[[ Reading passage open ]]
(2010) Picornavirus HRV 3CPro- ja Sars CoV CL3Pro- entsyymien dual inhibiittoria etistty

 https://www.ncbi.nlm.nih.gov/pubmed/20021285

4. Expert opinion

In this review, the inhibitors against 3C^pro are summarized and the structural basis of inhibition specificities of 3C^pro and 3CL^pro by peptidomimetic compounds described. The tripeptide aldehyde and the tripeptides with the α,β-unsaturated group as Michael acceptor (e.g., AG7088) for the active-site Cys are the potent inhibitors of 3C^pro. AG7088 has been shown to be effective in inhibiting many 3C^pro from a broad spectrum of picornavirus, but failed to inhibit SARS-CoV 3CL^pro. The AG7088 analogues with P2 cyclohexyl moiety and additional P3 t-butyl group favor the binding with the 3CL^pro. Crystal structures can be used to elucidate the subtle changes between the active-site structures of 3C^pro and 3CL^pro [73-77]. The separate efforts of developing inhibitors against 3C^pro [78] and 3CL^pro [79-81] may be merged to provide the rationale to design selective potent inhibitors against each type of the proteases, that is, with suitable modifications, the inhibitors of 3CL^pro can be converted into the inhibitors of 3C^pro and vice versa. Moreover, a group of compounds were found to inhibit 3C^pro and 3CL^pro almost equally, providing a possibility of developing dual inhibitors against both proteases. These exciting discoveries will lead to more varieties of inhibitors, which can then be potentially used to treat the diseases caused by picornavirus and CoV.
[[ Reading passage closed ]]
[[ Provided material open ]]
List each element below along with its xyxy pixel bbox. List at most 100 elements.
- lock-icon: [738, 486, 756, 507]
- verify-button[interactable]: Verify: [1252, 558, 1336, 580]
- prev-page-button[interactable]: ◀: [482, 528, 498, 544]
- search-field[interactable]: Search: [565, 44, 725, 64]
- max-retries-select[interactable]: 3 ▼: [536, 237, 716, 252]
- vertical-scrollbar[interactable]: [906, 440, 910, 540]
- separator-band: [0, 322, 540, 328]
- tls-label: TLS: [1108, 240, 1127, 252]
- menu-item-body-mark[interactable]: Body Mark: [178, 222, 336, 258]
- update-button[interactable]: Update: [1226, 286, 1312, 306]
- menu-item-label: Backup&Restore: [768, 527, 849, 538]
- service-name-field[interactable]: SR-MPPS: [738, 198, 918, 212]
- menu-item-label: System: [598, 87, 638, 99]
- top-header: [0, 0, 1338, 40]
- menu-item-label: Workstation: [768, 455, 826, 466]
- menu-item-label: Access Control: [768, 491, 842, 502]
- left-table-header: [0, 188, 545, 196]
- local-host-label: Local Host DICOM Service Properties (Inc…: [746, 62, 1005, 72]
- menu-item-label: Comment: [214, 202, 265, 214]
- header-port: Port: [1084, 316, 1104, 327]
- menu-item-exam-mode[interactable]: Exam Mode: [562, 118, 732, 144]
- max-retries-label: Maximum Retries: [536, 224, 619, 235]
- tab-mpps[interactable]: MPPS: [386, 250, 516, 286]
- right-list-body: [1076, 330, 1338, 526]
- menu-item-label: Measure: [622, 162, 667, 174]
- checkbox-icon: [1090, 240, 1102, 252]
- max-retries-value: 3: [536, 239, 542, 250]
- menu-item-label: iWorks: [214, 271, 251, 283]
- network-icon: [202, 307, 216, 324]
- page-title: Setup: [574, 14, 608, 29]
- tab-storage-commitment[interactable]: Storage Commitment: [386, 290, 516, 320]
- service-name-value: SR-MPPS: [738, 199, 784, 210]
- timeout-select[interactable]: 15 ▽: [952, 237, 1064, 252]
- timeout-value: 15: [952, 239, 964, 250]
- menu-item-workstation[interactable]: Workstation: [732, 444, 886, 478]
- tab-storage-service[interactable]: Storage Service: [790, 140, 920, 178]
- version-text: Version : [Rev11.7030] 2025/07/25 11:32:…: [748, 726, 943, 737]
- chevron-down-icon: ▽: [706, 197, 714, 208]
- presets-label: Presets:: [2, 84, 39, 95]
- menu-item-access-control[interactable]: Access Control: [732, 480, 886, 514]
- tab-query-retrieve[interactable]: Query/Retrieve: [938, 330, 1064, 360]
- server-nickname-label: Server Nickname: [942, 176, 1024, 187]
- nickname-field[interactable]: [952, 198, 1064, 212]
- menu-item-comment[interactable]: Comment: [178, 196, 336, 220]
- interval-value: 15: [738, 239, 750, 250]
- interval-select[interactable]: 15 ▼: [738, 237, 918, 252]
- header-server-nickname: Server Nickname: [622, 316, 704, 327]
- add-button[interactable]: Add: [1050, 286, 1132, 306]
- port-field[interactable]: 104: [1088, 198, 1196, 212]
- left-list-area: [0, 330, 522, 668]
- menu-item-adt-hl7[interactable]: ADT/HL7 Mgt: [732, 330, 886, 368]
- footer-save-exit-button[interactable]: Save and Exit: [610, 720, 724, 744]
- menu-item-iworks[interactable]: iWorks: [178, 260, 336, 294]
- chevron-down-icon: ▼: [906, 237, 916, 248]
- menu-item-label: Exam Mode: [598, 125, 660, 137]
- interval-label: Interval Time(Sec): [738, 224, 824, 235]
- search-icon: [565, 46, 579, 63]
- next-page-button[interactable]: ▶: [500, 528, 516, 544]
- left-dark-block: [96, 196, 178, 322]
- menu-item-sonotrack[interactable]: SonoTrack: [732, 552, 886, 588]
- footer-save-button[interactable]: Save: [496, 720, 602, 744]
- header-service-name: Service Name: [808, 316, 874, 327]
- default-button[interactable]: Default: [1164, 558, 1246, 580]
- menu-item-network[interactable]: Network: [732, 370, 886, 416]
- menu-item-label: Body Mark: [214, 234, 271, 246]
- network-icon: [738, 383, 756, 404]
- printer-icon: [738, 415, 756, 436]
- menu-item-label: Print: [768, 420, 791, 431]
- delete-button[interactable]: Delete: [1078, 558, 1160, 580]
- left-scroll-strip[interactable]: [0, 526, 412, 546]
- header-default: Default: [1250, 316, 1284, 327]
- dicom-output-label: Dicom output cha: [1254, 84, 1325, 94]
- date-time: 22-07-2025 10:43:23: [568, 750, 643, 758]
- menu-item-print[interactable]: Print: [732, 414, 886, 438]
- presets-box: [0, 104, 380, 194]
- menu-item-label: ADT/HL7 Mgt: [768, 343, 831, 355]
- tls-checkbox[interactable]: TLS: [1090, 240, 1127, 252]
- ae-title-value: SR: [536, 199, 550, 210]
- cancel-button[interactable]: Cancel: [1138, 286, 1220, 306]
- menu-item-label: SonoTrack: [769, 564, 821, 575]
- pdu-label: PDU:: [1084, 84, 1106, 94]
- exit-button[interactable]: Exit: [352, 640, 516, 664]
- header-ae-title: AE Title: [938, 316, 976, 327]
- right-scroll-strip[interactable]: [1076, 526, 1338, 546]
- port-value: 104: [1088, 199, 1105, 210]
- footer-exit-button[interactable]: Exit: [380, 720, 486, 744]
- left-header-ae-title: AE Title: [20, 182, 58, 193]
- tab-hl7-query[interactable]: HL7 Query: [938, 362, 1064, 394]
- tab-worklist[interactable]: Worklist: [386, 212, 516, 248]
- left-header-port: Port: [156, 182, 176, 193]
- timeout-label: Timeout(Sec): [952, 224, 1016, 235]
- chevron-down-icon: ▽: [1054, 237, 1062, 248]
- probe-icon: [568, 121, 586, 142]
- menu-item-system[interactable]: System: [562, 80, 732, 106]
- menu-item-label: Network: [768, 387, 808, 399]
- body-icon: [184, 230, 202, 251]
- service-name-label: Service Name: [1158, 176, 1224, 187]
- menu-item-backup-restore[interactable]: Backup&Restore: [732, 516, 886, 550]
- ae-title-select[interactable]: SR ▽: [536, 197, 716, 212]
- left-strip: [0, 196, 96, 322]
[[ Provided material closed ]]
Decide whether each statement agrees with the passage on protease inhibitors. Answer yes or no for each, and quote the words from the passage that decide it. 1. AG7088 inhibits SARS-CoV 3CL^pro. 2. Some compounds were found to inhibit 3C^pro and 3CL^pro almost equally. 3. AG7088 analogues with a P2 cyclohexyl moiety and an additional P3 t-butyl group favor binding with 3CL^pro. The rows have nothing to do with the text.

* [Exercise output]
1. No: "but failed to inhibit SARS-CoV 3CL^pro"
2. Yes: "a group of compounds were found to inhibit 3C^pro and 3CL^pro almost equally"
3. Yes: "The AG7088 analogues with P2 cyclohexyl moiety and additional P3 t-butyl group favor the binding with the 3CL^pro"